Passage given:
══════

2004-10-15 01:03:50 AM
Linux + Mozilla + Open Office + Gimp + Nvu = No more digital fuedalism being vassals of Microsoft!

/Digital Visigoth
 
2004-10-15 01:04:45 AM
But, the fact is that nobody needs all those features that software has that people pirate.

I mean use Photoshop for FARK contests. If I were using it for making magazine prints or professional DVD titles or something then it'd be some other matter.

On the other hand, I think a lot of buisness buy software that no-one is going to use. I mean our lab bought the entire Adobe something suite and all we use is Photoshop to resize images once (and it was a big pain since they were 1000 images and all had to resized). Might have been better using a command line resizing tool or something!

Anyway, software companies know that pirated software is like trial version software without them having to host them on their servers and waste bandwidth on it.

And, then to counter-balance get BSA on it and threaten. And, people will want to keep their pretty photoshop for resizing images and pay up.

══════

What you will do:
a: Answer these about the forum posts on software piracy above, one answer per line, marked the same way:
(i) Which five programs does the 01:03:50 AM post list?
(ii) What did the writer's lab use Photoshop for?
(iii) What does the writer compare pirated software to?
b: From the forum posts on software piracy above, copy word for word the part that opens with the words containing "On the other" and closes with "tool or something!".
c: Resume the forum posts on software piracy above, picking up right after their final sentence.

Record list:

══════

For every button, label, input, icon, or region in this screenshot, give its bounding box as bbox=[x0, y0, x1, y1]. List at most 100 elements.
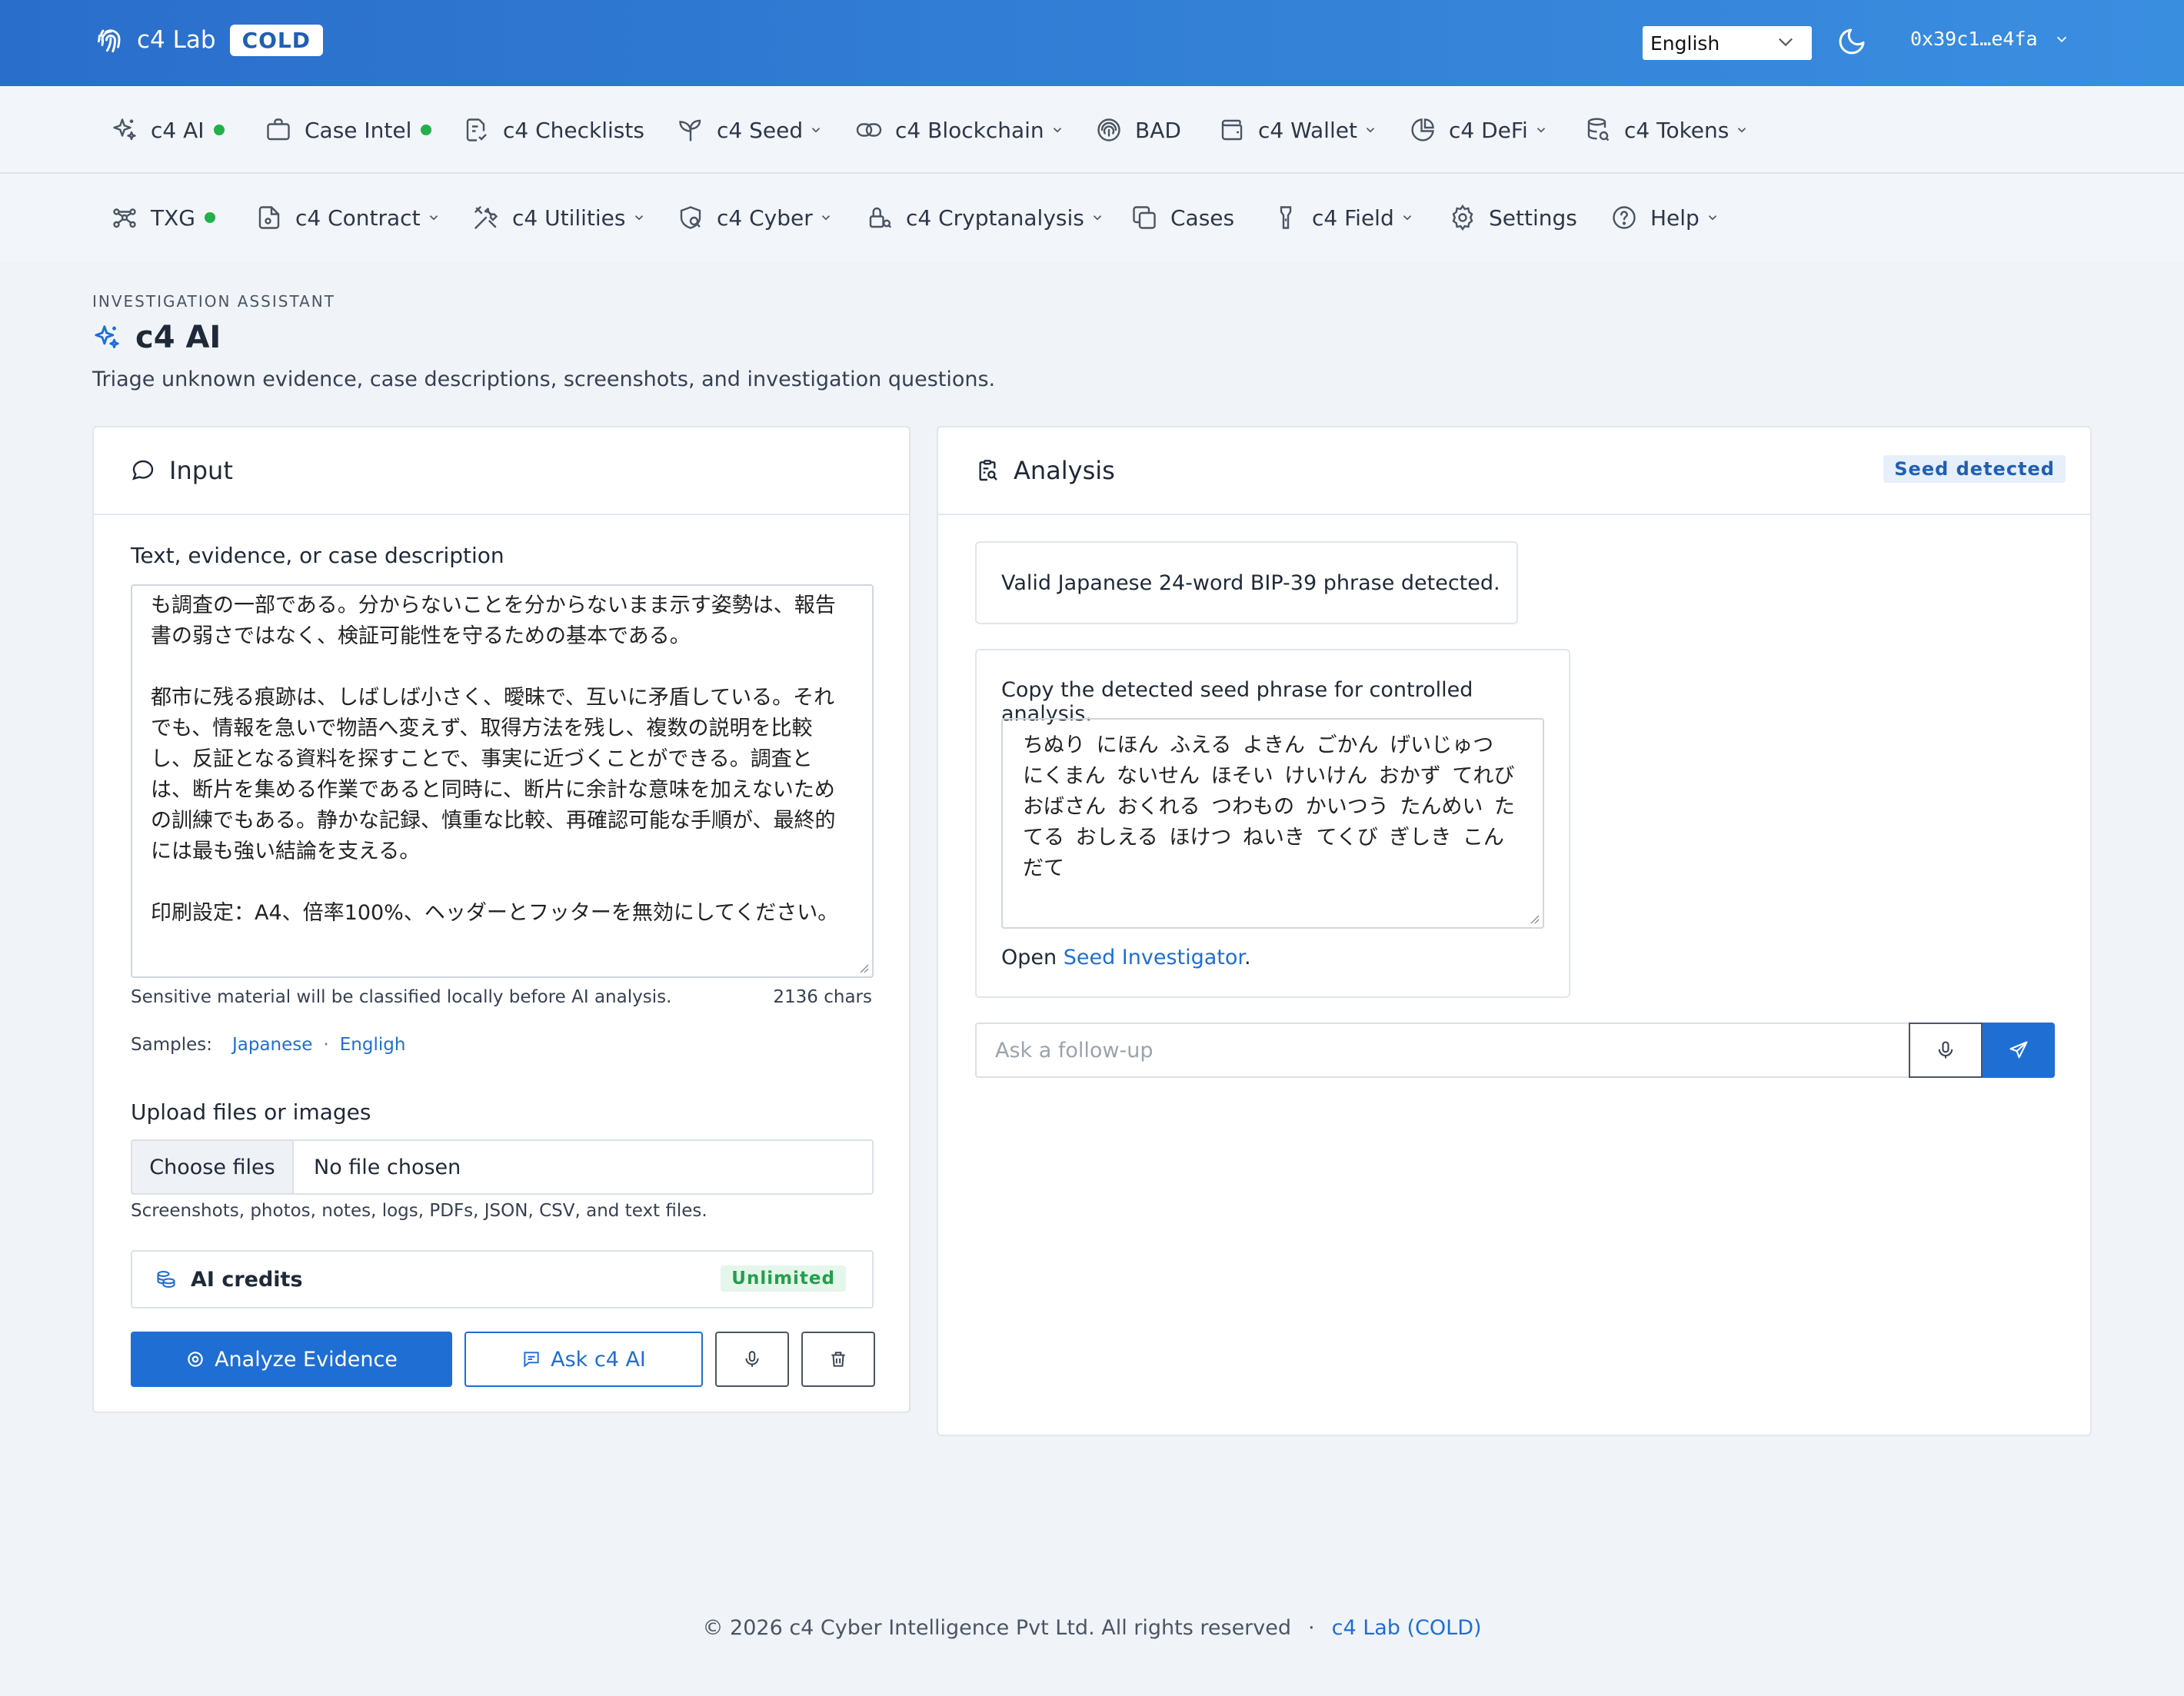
nav-c4-field[interactable]: c4 Field bbox=[1272, 174, 1414, 261]
analyze-evidence-button[interactable]: Analyze Evidence bbox=[131, 1332, 452, 1387]
nav-c4-wallet[interactable]: c4 Wallet bbox=[1218, 86, 1377, 174]
seed-copy-card: Copy the detected seed phrase for contro… bbox=[975, 649, 1570, 998]
voice-input-button[interactable] bbox=[715, 1332, 789, 1387]
analysis-result-text: Valid Japanese 24-word BIP-39 phrase det… bbox=[1001, 570, 1500, 595]
moon-icon[interactable] bbox=[1836, 26, 1867, 57]
nav-c4-blockchain[interactable]: c4 Blockchain bbox=[855, 86, 1064, 174]
top-bar: c4 Lab COLD English 0x39c1…e4fa bbox=[0, 0, 2184, 86]
analysis-panel-title: Analysis bbox=[1014, 456, 1115, 485]
followup-send-button[interactable] bbox=[1983, 1023, 2055, 1078]
chevron-down-icon bbox=[1738, 128, 1746, 133]
chevron-down-icon bbox=[1708, 215, 1716, 221]
nav-c4-cryptanalysis[interactable]: c4 Cryptanalysis bbox=[866, 174, 1104, 261]
open-prefix: Open bbox=[1001, 946, 1057, 969]
evidence-text: なければならない。十分な根拠が得られない場合は、結論を保留することも調査の一部で… bbox=[151, 586, 839, 925]
upload-help: Screenshots, photos, notes, logs, PDFs, … bbox=[131, 1201, 707, 1221]
wallet-address: 0x39c1…e4fa bbox=[1910, 28, 2038, 50]
page-eyebrow: INVESTIGATION ASSISTANT bbox=[92, 292, 335, 311]
ask-c4-ai-label: Ask c4 AI bbox=[551, 1347, 646, 1372]
nav-label: Settings bbox=[1489, 205, 1577, 231]
followup-input[interactable]: Ask a follow-up bbox=[975, 1023, 1916, 1078]
chevron-down-icon bbox=[821, 215, 830, 221]
nav-label: c4 Contract bbox=[295, 205, 421, 231]
coins-icon bbox=[157, 1271, 175, 1288]
seed-phrase-text: ちぬり にほん ふえる よきん ごかん げいじゅつ にくまん ないせん ほそい … bbox=[1023, 733, 1515, 880]
target-icon bbox=[188, 1352, 203, 1367]
seed-phrase-textarea[interactable]: ちぬり にほん ふえる よきん ごかん げいじゅつ にくまん ないせん ほそい … bbox=[1001, 718, 1544, 929]
resize-handle-icon[interactable] bbox=[1529, 913, 1540, 924]
wallet-icon bbox=[1221, 119, 1243, 141]
file-status: No file chosen bbox=[314, 1155, 461, 1179]
analysis-result-card: Valid Japanese 24-word BIP-39 phrase det… bbox=[975, 541, 1518, 624]
ai-credits-label: AI credits bbox=[191, 1267, 303, 1292]
nav-label: TXG bbox=[151, 205, 195, 231]
evidence-textarea[interactable]: なければならない。十分な根拠が得られない場合は、結論を保留することも調査の一部で… bbox=[131, 584, 874, 978]
sample-english-link[interactable]: Engligh bbox=[340, 1035, 406, 1055]
file-upload-input[interactable]: Choose files No file chosen bbox=[131, 1139, 874, 1195]
chevron-down-icon bbox=[1779, 38, 1793, 47]
nav-c4-contract[interactable]: c4 Contract bbox=[255, 174, 441, 261]
microphone-icon bbox=[745, 1351, 759, 1367]
chevron-down-icon bbox=[2056, 36, 2066, 42]
tools-icon bbox=[474, 206, 498, 229]
nav-label: Help bbox=[1650, 205, 1700, 231]
analyze-evidence-label: Analyze Evidence bbox=[215, 1347, 398, 1372]
nav-c4-cyber[interactable]: c4 Cyber bbox=[677, 174, 833, 261]
nav-txg[interactable]: TXG bbox=[111, 174, 215, 261]
footer-c4-lab-link[interactable]: c4 Lab (COLD) bbox=[1332, 1616, 1482, 1640]
language-select[interactable]: English bbox=[1643, 26, 1812, 60]
seed-investigator-link[interactable]: Seed Investigator bbox=[1064, 946, 1244, 969]
nav-case-intel[interactable]: Case Intel bbox=[265, 86, 432, 174]
main-nav-row-2: TXG c4 Contract c4 Utilities c4 Cyber c4… bbox=[0, 174, 2184, 261]
text-field-label: Text, evidence, or case description bbox=[131, 543, 504, 568]
ask-c4-ai-button[interactable]: Ask c4 AI bbox=[464, 1332, 703, 1387]
samples-row: Samples: Japanese · Engligh bbox=[131, 1035, 405, 1055]
sample-separator: · bbox=[323, 1035, 329, 1055]
nav-c4-tokens[interactable]: c4 Tokens bbox=[1584, 86, 1749, 174]
nav-label: Cases bbox=[1170, 205, 1235, 231]
nav-help[interactable]: Help bbox=[1610, 174, 1720, 261]
flashlight-icon bbox=[1280, 206, 1292, 229]
chevron-down-icon bbox=[1403, 215, 1411, 221]
clear-button[interactable] bbox=[801, 1332, 875, 1387]
nav-label: c4 Tokens bbox=[1624, 117, 1730, 143]
chevron-down-icon bbox=[1366, 128, 1375, 133]
status-dot bbox=[421, 125, 432, 135]
footer-separator: · bbox=[1308, 1616, 1315, 1640]
nav-c4-utilities[interactable]: c4 Utilities bbox=[472, 174, 646, 261]
chevron-down-icon bbox=[634, 215, 643, 221]
page-subtitle: Triage unknown evidence, case descriptio… bbox=[92, 367, 996, 391]
sparkle-icon bbox=[113, 118, 136, 141]
nav-label: c4 Checklists bbox=[503, 117, 644, 143]
nav-c4-defi[interactable]: c4 DeFi bbox=[1409, 86, 1548, 174]
nav-c4-ai[interactable]: c4 AI bbox=[111, 86, 225, 174]
ai-credits-card: AI credits Unlimited bbox=[131, 1250, 874, 1309]
choose-files-button[interactable]: Choose files bbox=[132, 1141, 294, 1193]
footer-copyright: © 2026 c4 Cyber Intelligence Pvt Ltd. Al… bbox=[702, 1616, 1292, 1640]
microphone-icon bbox=[1938, 1041, 1953, 1059]
sprout-icon bbox=[679, 119, 701, 141]
resize-handle-icon[interactable] bbox=[858, 963, 869, 973]
input-panel-header: Input bbox=[94, 427, 909, 515]
nav-c4-seed[interactable]: c4 Seed bbox=[677, 86, 823, 174]
nav-label: c4 DeFi bbox=[1449, 117, 1528, 143]
database-search-icon bbox=[1587, 118, 1610, 141]
nav-bad[interactable]: BAD bbox=[1095, 86, 1181, 174]
followup-voice-button[interactable] bbox=[1909, 1023, 1983, 1078]
nav-c4-checklists[interactable]: c4 Checklists bbox=[463, 86, 644, 174]
nav-settings[interactable]: Settings bbox=[1449, 174, 1577, 261]
wallet-account-menu[interactable]: 0x39c1…e4fa bbox=[1910, 28, 2070, 50]
brand[interactable]: c4 Lab COLD bbox=[94, 23, 324, 57]
nav-cases[interactable]: Cases bbox=[1130, 174, 1234, 261]
gear-icon bbox=[1452, 204, 1473, 231]
chevron-down-icon bbox=[429, 215, 438, 221]
chevron-down-icon bbox=[1536, 128, 1545, 133]
nav-label: BAD bbox=[1135, 117, 1181, 143]
analysis-panel: Analysis Seed detected Valid Japanese 24… bbox=[937, 426, 2092, 1436]
sample-japanese-link[interactable]: Japanese bbox=[232, 1035, 312, 1055]
briefcase-icon bbox=[267, 118, 290, 141]
nav-label: c4 Blockchain bbox=[895, 117, 1044, 143]
help-circle-icon bbox=[1613, 206, 1636, 229]
upload-label: Upload files or images bbox=[131, 1099, 371, 1125]
checklist-icon bbox=[466, 118, 487, 141]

══════

Responses in order:
a:
(i) Linux, Mozilla, Open Office, Gimp and Nvu
(ii) To resize images once (1000 images)
(iii) Trial version software

b:
On the other hand, I think a lot of buisness buy software that no-one is going to use. I mean our lab bought the entire Adobe something suite and all we use is Photoshop to resize images once (and it was a big pain since they were 1000 images and all had to resized). Might have been better using a command line resizing tool or something!

c:
And, let me not even get started on Microsoft Office!
 
2004-10-15 01:06:21 AM
theflyingdutchman
...
How many people actually need their unlicensed Photoshop CS?

How many could just use MS Paint to accomplish the same tasks?


You're joking, right?
 
2004-10-15 01:06:56 AM
Based on personal experience and given the use of the word "rely", I'd say it's closer to 1 in 6. However, with the wording of the EULA in the last couple of generations of Microsoft software, I'd assume that every company using a Microsoft product made this decade will be using it in some sort of "illegal" way.
 
2004-10-15 01:08:41 AM
after looking into buying microsoft 2k server with 10 cals,
for a local small biz that runs 4 98 boxes, 3 xp, 1 mac, 2 2000. It ended up the licensing for just the os on the server would cost more than the server....


long story short...

thankyou redhat.....
 
2004-10-15 01:09:53 AM
theflyingdutchman's got a good point. I'm an IT contractor and I've had a bunch of clients in the film and television industry (Australia) over the years.

A couple of years ago they were the hardest ones to convince that buying a single license of a piece of software meant that you could only install it on one machine. There was a bust recently of a post production house who got several million dollars in fines (they no longer exist) - subsequently it's not so hard convincing my clients to spend the money.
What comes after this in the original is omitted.